What you are asked to do >> Nothing in the records may be left out or altered; reproduce them all exactly.

Exercise inputs >>
---

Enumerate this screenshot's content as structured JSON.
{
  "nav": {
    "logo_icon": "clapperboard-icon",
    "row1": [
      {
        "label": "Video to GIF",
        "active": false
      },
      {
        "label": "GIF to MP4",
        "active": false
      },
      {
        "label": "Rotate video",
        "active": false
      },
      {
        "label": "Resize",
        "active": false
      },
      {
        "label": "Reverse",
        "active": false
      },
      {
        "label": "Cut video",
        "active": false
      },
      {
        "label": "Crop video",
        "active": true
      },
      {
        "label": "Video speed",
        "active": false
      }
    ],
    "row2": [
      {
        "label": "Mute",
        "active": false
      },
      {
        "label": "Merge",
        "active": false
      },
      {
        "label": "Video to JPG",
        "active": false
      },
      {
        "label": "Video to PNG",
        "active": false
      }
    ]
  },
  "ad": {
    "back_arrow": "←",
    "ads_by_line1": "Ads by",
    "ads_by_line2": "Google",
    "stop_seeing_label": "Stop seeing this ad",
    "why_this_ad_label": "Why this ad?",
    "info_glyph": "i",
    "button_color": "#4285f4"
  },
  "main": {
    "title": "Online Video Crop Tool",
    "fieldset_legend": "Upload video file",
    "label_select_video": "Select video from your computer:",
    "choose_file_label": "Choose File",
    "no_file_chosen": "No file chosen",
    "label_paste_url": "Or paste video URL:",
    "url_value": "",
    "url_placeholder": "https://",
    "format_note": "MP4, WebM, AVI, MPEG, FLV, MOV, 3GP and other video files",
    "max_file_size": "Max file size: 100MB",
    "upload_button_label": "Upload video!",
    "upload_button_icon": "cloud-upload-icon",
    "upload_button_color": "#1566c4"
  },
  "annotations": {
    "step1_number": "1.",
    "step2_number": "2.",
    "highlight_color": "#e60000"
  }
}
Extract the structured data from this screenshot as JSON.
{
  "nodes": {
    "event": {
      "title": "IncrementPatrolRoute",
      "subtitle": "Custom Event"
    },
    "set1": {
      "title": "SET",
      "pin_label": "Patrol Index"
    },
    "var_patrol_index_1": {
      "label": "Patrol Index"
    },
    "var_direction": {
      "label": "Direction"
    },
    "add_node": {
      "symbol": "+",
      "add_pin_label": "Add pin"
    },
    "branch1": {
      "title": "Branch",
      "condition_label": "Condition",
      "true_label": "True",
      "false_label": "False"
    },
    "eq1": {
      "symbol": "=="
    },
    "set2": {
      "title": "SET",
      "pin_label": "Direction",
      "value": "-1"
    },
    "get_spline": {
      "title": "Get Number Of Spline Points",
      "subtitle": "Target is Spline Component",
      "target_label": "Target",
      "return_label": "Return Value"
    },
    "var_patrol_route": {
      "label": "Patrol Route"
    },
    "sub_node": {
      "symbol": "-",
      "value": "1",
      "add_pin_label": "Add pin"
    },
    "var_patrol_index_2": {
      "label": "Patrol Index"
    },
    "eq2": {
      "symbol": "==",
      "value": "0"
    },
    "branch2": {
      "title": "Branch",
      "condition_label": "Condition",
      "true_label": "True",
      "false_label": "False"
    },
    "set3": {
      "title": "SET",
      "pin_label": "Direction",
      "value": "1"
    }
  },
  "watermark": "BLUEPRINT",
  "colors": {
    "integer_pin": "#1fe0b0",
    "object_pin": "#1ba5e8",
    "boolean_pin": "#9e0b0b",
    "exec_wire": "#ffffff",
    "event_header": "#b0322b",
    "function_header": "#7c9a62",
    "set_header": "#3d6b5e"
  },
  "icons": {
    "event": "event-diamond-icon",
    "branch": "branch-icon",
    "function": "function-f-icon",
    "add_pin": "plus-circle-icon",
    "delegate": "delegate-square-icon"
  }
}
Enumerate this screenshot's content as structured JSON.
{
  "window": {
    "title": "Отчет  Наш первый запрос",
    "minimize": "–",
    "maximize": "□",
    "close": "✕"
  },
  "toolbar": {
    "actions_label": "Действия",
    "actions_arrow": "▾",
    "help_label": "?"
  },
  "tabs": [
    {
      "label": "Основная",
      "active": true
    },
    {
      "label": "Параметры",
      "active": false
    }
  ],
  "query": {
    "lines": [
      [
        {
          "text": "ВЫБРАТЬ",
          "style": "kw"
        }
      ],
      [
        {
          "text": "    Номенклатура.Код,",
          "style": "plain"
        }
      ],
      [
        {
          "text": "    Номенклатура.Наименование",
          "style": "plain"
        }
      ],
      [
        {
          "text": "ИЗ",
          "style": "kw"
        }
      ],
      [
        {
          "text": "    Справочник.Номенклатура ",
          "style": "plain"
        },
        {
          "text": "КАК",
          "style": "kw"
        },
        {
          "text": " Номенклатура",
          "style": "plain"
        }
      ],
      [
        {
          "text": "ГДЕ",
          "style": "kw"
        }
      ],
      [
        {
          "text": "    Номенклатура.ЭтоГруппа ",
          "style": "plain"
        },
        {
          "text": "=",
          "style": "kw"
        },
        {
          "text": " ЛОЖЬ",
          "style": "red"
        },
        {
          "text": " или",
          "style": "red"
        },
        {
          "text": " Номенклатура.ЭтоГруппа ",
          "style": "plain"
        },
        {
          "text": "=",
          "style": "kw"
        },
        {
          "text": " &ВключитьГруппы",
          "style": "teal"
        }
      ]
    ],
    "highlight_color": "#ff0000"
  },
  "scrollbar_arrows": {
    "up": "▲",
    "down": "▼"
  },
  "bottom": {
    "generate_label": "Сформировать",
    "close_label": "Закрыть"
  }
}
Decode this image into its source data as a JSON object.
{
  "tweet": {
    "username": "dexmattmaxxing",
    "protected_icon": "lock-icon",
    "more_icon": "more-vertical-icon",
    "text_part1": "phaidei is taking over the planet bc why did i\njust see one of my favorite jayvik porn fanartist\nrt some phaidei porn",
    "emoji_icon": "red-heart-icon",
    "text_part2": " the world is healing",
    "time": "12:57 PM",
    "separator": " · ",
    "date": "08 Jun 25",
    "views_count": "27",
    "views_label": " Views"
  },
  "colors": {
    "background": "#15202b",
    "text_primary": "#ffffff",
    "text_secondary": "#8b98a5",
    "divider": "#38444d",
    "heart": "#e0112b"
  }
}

---

The answer >>
Enumerate this screenshot's content as structured JSON.
{
  "nav": {
    "logo_icon": "clapperboard-icon",
    "row1": [
      {
        "label": "Video to GIF",
        "active": false
      },
      {
        "label": "GIF to MP4",
        "active": false
      },
      {
        "label": "Rotate video",
        "active": false
      },
      {
        "label": "Resize",
        "active": false
      },
      {
        "label": "Reverse",
        "active": false
      },
      {
        "label": "Cut video",
        "active": false
      },
      {
        "label": "Crop video",
        "active": true
      },
      {
        "label": "Video speed",
        "active": false
      }
    ],
    "row2": [
      {
        "label": "Mute",
        "active": false
      },
      {
        "label": "Merge",
        "active": false
      },
      {
        "label": "Video to JPG",
        "active": false
      },
      {
        "label": "Video to PNG",
        "active": false
      }
    ]
  },
  "ad": {
    "back_arrow": "←",
    "ads_by_line1": "Ads by",
    "ads_by_line2": "Google",
    "stop_seeing_label": "Stop seeing this ad",
    "why_this_ad_label": "Why this ad?",
    "info_glyph": "i",
    "button_color": "#4285f4"
  },
  "main": {
    "title": "Online Video Crop Tool",
    "fieldset_legend": "Upload video file",
    "label_select_video": "Select video from your computer:",
    "choose_file_label": "Choose File",
    "no_file_chosen": "No file chosen",
    "label_paste_url": "Or paste video URL:",
    "url_value": "",
    "url_placeholder": "https://",
    "format_note": "MP4, WebM, AVI, MPEG, FLV, MOV, 3GP and other video files",
    "max_file_size": "Max file size: 100MB",
    "upload_button_label": "Upload video!",
    "upload_button_icon": "cloud-upload-icon",
    "upload_button_color": "#1566c4"
  },
  "annotations": {
    "step1_number": "1.",
    "step2_number": "2.",
    "highlight_color": "#e60000"
  }
}
Extract the structured data from this screenshot as JSON.
{
  "nodes": {
    "event": {
      "title": "IncrementPatrolRoute",
      "subtitle": "Custom Event"
    },
    "set1": {
      "title": "SET",
      "pin_label": "Patrol Index"
    },
    "var_patrol_index_1": {
      "label": "Patrol Index"
    },
    "var_direction": {
      "label": "Direction"
    },
    "add_node": {
      "symbol": "+",
      "add_pin_label": "Add pin"
    },
    "branch1": {
      "title": "Branch",
      "condition_label": "Condition",
      "true_label": "True",
      "false_label": "False"
    },
    "eq1": {
      "symbol": "=="
    },
    "set2": {
      "title": "SET",
      "pin_label": "Direction",
      "value": "-1"
    },
    "get_spline": {
      "title": "Get Number Of Spline Points",
      "subtitle": "Target is Spline Component",
      "target_label": "Target",
      "return_label": "Return Value"
    },
    "var_patrol_route": {
      "label": "Patrol Route"
    },
    "sub_node": {
      "symbol": "-",
      "value": "1",
      "add_pin_label": "Add pin"
    },
    "var_patrol_index_2": {
      "label": "Patrol Index"
    },
    "eq2": {
      "symbol": "==",
      "value": "0"
    },
    "branch2": {
      "title": "Branch",
      "condition_label": "Condition",
      "true_label": "True",
      "false_label": "False"
    },
    "set3": {
      "title": "SET",
      "pin_label": "Direction",
      "value": "1"
    }
  },
  "watermark": "BLUEPRINT",
  "colors": {
    "integer_pin": "#1fe0b0",
    "object_pin": "#1ba5e8",
    "boolean_pin": "#9e0b0b",
    "exec_wire": "#ffffff",
    "event_header": "#b0322b",
    "function_header": "#7c9a62",
    "set_header": "#3d6b5e"
  },
  "icons": {
    "event": "event-diamond-icon",
    "branch": "branch-icon",
    "function": "function-f-icon",
    "add_pin": "plus-circle-icon",
    "delegate": "delegate-square-icon"
  }
}
Enumerate this screenshot's content as structured JSON.
{
  "window": {
    "title": "Отчет  Наш первый запрос",
    "minimize": "–",
    "maximize": "□",
    "close": "✕"
  },
  "toolbar": {
    "actions_label": "Действия",
    "actions_arrow": "▾",
    "help_label": "?"
  },
  "tabs": [
    {
      "label": "Основная",
      "active": true
    },
    {
      "label": "Параметры",
      "active": false
    }
  ],
  "query": {
    "lines": [
      [
        {
          "text": "ВЫБРАТЬ",
          "style": "kw"
        }
      ],
      [
        {
          "text": "    Номенклатура.Код,",
          "style": "plain"
        }
      ],
      [
        {
          "text": "    Номенклатура.Наименование",
          "style": "plain"
        }
      ],
      [
        {
          "text": "ИЗ",
          "style": "kw"
        }
      ],
      [
        {
          "text": "    Справочник.Номенклатура ",
          "style": "plain"
        },
        {
          "text": "КАК",
          "style": "kw"
        },
        {
          "text": " Номенклатура",
          "style": "plain"
        }
      ],
      [
        {
          "text": "ГДЕ",
          "style": "kw"
        }
      ],
      [
        {
          "text": "    Номенклатура.ЭтоГруппа ",
          "style": "plain"
        },
        {
          "text": "=",
          "style": "kw"
        },
        {
          "text": " ЛОЖЬ",
          "style": "red"
        },
        {
          "text": " или",
          "style": "red"
        },
        {
          "text": " Номенклатура.ЭтоГруппа ",
          "style": "plain"
        },
        {
          "text": "=",
          "style": "kw"
        },
        {
          "text": " &ВключитьГруппы",
          "style": "teal"
        }
      ]
    ],
    "highlight_color": "#ff0000"
  },
  "scrollbar_arrows": {
    "up": "▲",
    "down": "▼"
  },
  "bottom": {
    "generate_label": "Сформировать",
    "close_label": "Закрыть"
  }
}
Decode this image into its source data as a JSON object.
{
  "tweet": {
    "username": "dexmattmaxxing",
    "protected_icon": "lock-icon",
    "more_icon": "more-vertical-icon",
    "text_part1": "phaidei is taking over the planet bc why did i\njust see one of my favorite jayvik porn fanartist\nrt some phaidei porn",
    "emoji_icon": "red-heart-icon",
    "text_part2": " the world is healing",
    "time": "12:57 PM",
    "separator": " · ",
    "date": "08 Jun 25",
    "views_count": "27",
    "views_label": " Views"
  },
  "colors": {
    "background": "#15202b",
    "text_primary": "#ffffff",
    "text_secondary": "#8b98a5",
    "divider": "#38444d",
    "heart": "#e0112b"
  }
}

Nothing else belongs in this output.